╔══
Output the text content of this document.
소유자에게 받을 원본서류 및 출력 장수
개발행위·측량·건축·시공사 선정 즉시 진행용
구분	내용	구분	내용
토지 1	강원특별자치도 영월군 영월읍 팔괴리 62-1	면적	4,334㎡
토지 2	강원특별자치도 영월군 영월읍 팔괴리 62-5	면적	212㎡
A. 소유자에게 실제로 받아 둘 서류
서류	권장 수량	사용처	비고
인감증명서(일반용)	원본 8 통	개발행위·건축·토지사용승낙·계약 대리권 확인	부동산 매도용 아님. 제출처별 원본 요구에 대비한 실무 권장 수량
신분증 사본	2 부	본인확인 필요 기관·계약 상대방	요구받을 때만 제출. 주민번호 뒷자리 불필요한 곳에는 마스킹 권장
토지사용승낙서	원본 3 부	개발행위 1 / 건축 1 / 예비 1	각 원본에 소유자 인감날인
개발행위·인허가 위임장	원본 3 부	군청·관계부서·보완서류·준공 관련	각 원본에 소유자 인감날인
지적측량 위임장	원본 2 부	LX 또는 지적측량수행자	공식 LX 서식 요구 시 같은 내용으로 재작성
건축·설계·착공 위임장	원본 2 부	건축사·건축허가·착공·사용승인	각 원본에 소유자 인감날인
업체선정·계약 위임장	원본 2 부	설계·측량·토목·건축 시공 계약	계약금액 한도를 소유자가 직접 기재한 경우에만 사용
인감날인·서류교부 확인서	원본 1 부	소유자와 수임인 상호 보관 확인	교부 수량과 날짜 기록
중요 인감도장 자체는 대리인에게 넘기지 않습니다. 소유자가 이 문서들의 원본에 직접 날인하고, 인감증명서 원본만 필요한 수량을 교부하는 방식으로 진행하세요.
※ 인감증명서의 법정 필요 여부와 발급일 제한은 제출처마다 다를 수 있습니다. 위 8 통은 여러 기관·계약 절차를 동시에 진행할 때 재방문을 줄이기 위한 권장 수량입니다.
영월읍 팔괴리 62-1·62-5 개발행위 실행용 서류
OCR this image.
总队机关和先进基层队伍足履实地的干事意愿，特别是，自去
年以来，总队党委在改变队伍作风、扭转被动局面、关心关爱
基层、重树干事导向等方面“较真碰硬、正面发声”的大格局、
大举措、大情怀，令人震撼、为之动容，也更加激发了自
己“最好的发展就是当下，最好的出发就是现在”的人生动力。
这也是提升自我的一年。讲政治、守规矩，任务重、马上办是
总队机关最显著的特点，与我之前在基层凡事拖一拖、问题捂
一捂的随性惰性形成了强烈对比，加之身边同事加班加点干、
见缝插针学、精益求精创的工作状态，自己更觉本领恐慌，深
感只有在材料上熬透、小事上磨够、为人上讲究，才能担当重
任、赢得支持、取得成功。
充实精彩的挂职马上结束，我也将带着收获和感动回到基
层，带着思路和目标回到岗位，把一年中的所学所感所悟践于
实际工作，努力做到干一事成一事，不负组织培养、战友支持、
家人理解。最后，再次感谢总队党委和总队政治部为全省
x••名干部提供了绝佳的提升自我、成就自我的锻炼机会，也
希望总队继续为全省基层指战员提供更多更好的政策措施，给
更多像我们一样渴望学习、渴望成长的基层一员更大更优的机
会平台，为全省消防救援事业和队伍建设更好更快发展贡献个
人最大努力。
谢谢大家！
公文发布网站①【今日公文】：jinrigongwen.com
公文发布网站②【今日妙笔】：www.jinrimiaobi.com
╚══
## Work to complete
Repeat every entry word for word.

## Exercise solution
Output the text content of this document.
소유자에게 받을 원본서류 및 출력 장수
개발행위·측량·건축·시공사 선정 즉시 진행용
구분	내용	구분	내용
토지 1	강원특별자치도 영월군 영월읍 팔괴리 62-1	면적	4,334㎡
토지 2	강원특별자치도 영월군 영월읍 팔괴리 62-5	면적	212㎡
A. 소유자에게 실제로 받아 둘 서류
서류	권장 수량	사용처	비고
인감증명서(일반용)	원본 8 통	개발행위·건축·토지사용승낙·계약 대리권 확인	부동산 매도용 아님. 제출처별 원본 요구에 대비한 실무 권장 수량
신분증 사본	2 부	본인확인 필요 기관·계약 상대방	요구받을 때만 제출. 주민번호 뒷자리 불필요한 곳에는 마스킹 권장
토지사용승낙서	원본 3 부	개발행위 1 / 건축 1 / 예비 1	각 원본에 소유자 인감날인
개발행위·인허가 위임장	원본 3 부	군청·관계부서·보완서류·준공 관련	각 원본에 소유자 인감날인
지적측량 위임장	원본 2 부	LX 또는 지적측량수행자	공식 LX 서식 요구 시 같은 내용으로 재작성
건축·설계·착공 위임장	원본 2 부	건축사·건축허가·착공·사용승인	각 원본에 소유자 인감날인
업체선정·계약 위임장	원본 2 부	설계·측량·토목·건축 시공 계약	계약금액 한도를 소유자가 직접 기재한 경우에만 사용
인감날인·서류교부 확인서	원본 1 부	소유자와 수임인 상호 보관 확인	교부 수량과 날짜 기록
중요 인감도장 자체는 대리인에게 넘기지 않습니다. 소유자가 이 문서들의 원본에 직접 날인하고, 인감증명서 원본만 필요한 수량을 교부하는 방식으로 진행하세요.
※ 인감증명서의 법정 필요 여부와 발급일 제한은 제출처마다 다를 수 있습니다. 위 8 통은 여러 기관·계약 절차를 동시에 진행할 때 재방문을 줄이기 위한 권장 수량입니다.
영월읍 팔괴리 62-1·62-5 개발행위 실행용 서류
OCR this image.
总队机关和先进基层队伍足履实地的干事意愿，特别是，自去
年以来，总队党委在改变队伍作风、扭转被动局面、关心关爱
基层、重树干事导向等方面“较真碰硬、正面发声”的大格局、
大举措、大情怀，令人震撼、为之动容，也更加激发了自
己“最好的发展就是当下，最好的出发就是现在”的人生动力。
这也是提升自我的一年。讲政治、守规矩，任务重、马上办是
总队机关最显著的特点，与我之前在基层凡事拖一拖、问题捂
一捂的随性惰性形成了强烈对比，加之身边同事加班加点干、
见缝插针学、精益求精创的工作状态，自己更觉本领恐慌，深
感只有在材料上熬透、小事上磨够、为人上讲究，才能担当重
任、赢得支持、取得成功。
充实精彩的挂职马上结束，我也将带着收获和感动回到基
层，带着思路和目标回到岗位，把一年中的所学所感所悟践于
实际工作，努力做到干一事成一事，不负组织培养、战友支持、
家人理解。最后，再次感谢总队党委和总队政治部为全省
x••名干部提供了绝佳的提升自我、成就自我的锻炼机会，也
希望总队继续为全省基层指战员提供更多更好的政策措施，给
更多像我们一样渴望学习、渴望成长的基层一员更大更优的机
会平台，为全省消防救援事业和队伍建设更好更快发展贡献个
人最大努力。
谢谢大家！
公文发布网站①【今日公文】：jinrigongwen.com
公文发布网站②【今日妙笔】：www.jinrimiaobi.com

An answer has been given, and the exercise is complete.